Raw data →

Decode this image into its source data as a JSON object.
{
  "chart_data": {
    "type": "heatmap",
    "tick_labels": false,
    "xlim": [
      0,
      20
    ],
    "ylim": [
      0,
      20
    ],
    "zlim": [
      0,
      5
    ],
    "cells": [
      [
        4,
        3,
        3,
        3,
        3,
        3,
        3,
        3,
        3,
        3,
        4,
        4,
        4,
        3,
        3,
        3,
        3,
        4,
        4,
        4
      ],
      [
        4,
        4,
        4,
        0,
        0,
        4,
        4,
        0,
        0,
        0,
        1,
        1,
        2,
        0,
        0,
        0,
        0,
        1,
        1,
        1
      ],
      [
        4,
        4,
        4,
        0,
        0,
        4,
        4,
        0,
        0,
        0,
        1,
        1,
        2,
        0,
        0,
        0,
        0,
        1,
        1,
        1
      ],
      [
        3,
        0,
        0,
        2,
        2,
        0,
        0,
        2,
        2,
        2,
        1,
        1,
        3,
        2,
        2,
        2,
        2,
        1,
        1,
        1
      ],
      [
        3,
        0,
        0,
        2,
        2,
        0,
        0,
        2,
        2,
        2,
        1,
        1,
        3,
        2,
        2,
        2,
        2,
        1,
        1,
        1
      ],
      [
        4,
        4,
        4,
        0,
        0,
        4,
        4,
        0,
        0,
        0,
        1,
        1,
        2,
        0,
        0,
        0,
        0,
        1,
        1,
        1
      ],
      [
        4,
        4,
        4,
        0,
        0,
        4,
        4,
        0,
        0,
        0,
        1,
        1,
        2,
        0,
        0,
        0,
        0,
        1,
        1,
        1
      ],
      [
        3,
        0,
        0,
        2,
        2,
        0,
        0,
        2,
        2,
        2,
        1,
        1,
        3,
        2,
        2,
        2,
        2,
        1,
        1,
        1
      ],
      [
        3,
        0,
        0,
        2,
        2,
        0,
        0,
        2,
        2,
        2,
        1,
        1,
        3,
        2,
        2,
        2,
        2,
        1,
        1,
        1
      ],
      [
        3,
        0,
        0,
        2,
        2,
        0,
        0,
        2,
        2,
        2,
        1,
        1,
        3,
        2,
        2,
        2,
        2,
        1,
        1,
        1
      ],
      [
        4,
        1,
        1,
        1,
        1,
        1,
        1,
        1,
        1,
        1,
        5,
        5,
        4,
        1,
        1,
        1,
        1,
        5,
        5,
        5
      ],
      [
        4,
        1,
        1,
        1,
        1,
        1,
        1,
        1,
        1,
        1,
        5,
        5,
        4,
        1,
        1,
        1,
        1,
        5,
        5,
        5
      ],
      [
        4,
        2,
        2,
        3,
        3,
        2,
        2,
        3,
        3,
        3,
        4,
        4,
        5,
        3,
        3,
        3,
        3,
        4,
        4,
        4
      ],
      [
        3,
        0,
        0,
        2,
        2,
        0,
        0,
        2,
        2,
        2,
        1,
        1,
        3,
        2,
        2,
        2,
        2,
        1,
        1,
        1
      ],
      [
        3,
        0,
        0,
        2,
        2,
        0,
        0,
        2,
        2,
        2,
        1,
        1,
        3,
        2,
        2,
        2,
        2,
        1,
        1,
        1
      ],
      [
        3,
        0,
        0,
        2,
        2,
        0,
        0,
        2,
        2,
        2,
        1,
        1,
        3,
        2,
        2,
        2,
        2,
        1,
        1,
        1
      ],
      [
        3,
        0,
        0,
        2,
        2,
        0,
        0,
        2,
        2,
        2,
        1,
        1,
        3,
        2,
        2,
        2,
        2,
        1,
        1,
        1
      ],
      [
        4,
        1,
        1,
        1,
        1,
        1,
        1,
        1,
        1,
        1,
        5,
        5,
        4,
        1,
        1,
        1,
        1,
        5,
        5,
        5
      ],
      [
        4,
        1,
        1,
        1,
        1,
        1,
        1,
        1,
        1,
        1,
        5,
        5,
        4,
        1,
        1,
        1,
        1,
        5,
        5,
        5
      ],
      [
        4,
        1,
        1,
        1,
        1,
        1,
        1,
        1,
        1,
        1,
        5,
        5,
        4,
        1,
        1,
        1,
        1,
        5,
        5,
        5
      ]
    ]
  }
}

Aim → Quote the data above in full, changing nothing.

Response to this exercise →
Decode this image into its source data as a JSON object.
{
  "chart_data": {
    "type": "heatmap",
    "tick_labels": false,
    "xlim": [
      0,
      20
    ],
    "ylim": [
      0,
      20
    ],
    "zlim": [
      0,
      5
    ],
    "cells": [
      [
        4,
        3,
        3,
        3,
        3,
        3,
        3,
        3,
        3,
        3,
        4,
        4,
        4,
        3,
        3,
        3,
        3,
        4,
        4,
        4
      ],
      [
        4,
        4,
        4,
        0,
        0,
        4,
        4,
        0,
        0,
        0,
        1,
        1,
        2,
        0,
        0,
        0,
        0,
        1,
        1,
        1
      ],
      [
        4,
        4,
        4,
        0,
        0,
        4,
        4,
        0,
        0,
        0,
        1,
        1,
        2,
        0,
        0,
        0,
        0,
        1,
        1,
        1
      ],
      [
        3,
        0,
        0,
        2,
        2,
        0,
        0,
        2,
        2,
        2,
        1,
        1,
        3,
        2,
        2,
        2,
        2,
        1,
        1,
        1
      ],
      [
        3,
        0,
        0,
        2,
        2,
        0,
        0,
        2,
        2,
        2,
        1,
        1,
        3,
        2,
        2,
        2,
        2,
        1,
        1,
        1
      ],
      [
        4,
        4,
        4,
        0,
        0,
        4,
        4,
        0,
        0,
        0,
        1,
        1,
        2,
        0,
        0,
        0,
        0,
        1,
        1,
        1
      ],
      [
        4,
        4,
        4,
        0,
        0,
        4,
        4,
        0,
        0,
        0,
        1,
        1,
        2,
        0,
        0,
        0,
        0,
        1,
        1,
        1
      ],
      [
        3,
        0,
        0,
        2,
        2,
        0,
        0,
        2,
        2,
        2,
        1,
        1,
        3,
        2,
        2,
        2,
        2,
        1,
        1,
        1
      ],
      [
        3,
        0,
        0,
        2,
        2,
        0,
        0,
        2,
        2,
        2,
        1,
        1,
        3,
        2,
        2,
        2,
        2,
        1,
        1,
        1
      ],
      [
        3,
        0,
        0,
        2,
        2,
        0,
        0,
        2,
        2,
        2,
        1,
        1,
        3,
        2,
        2,
        2,
        2,
        1,
        1,
        1
      ],
      [
        4,
        1,
        1,
        1,
        1,
        1,
        1,
        1,
        1,
        1,
        5,
        5,
        4,
        1,
        1,
        1,
        1,
        5,
        5,
        5
      ],
      [
        4,
        1,
        1,
        1,
        1,
        1,
        1,
        1,
        1,
        1,
        5,
        5,
        4,
        1,
        1,
        1,
        1,
        5,
        5,
        5
      ],
      [
        4,
        2,
        2,
        3,
        3,
        2,
        2,
        3,
        3,
        3,
        4,
        4,
        5,
        3,
        3,
        3,
        3,
        4,
        4,
        4
      ],
      [
        3,
        0,
        0,
        2,
        2,
        0,
        0,
        2,
        2,
        2,
        1,
        1,
        3,
        2,
        2,
        2,
        2,
        1,
        1,
        1
      ],
      [
        3,
        0,
        0,
        2,
        2,
        0,
        0,
        2,
        2,
        2,
        1,
        1,
        3,
        2,
        2,
        2,
        2,
        1,
        1,
        1
      ],
      [
        3,
        0,
        0,
        2,
        2,
        0,
        0,
        2,
        2,
        2,
        1,
        1,
        3,
        2,
        2,
        2,
        2,
        1,
        1,
        1
      ],
      [
        3,
        0,
        0,
        2,
        2,
        0,
        0,
        2,
        2,
        2,
        1,
        1,
        3,
        2,
        2,
        2,
        2,
        1,
        1,
        1
      ],
      [
        4,
        1,
        1,
        1,
        1,
        1,
        1,
        1,
        1,
        1,
        5,
        5,
        4,
        1,
        1,
        1,
        1,
        5,
        5,
        5
      ],
      [
        4,
        1,
        1,
        1,
        1,
        1,
        1,
        1,
        1,
        1,
        5,
        5,
        4,
        1,
        1,
        1,
        1,
        5,
        5,
        5
      ],
      [
        4,
        1,
        1,
        1,
        1,
        1,
        1,
        1,
        1,
        1,
        5,
        5,
        4,
        1,
        1,
        1,
        1,
        5,
        5,
        5
      ]
    ]
  }
}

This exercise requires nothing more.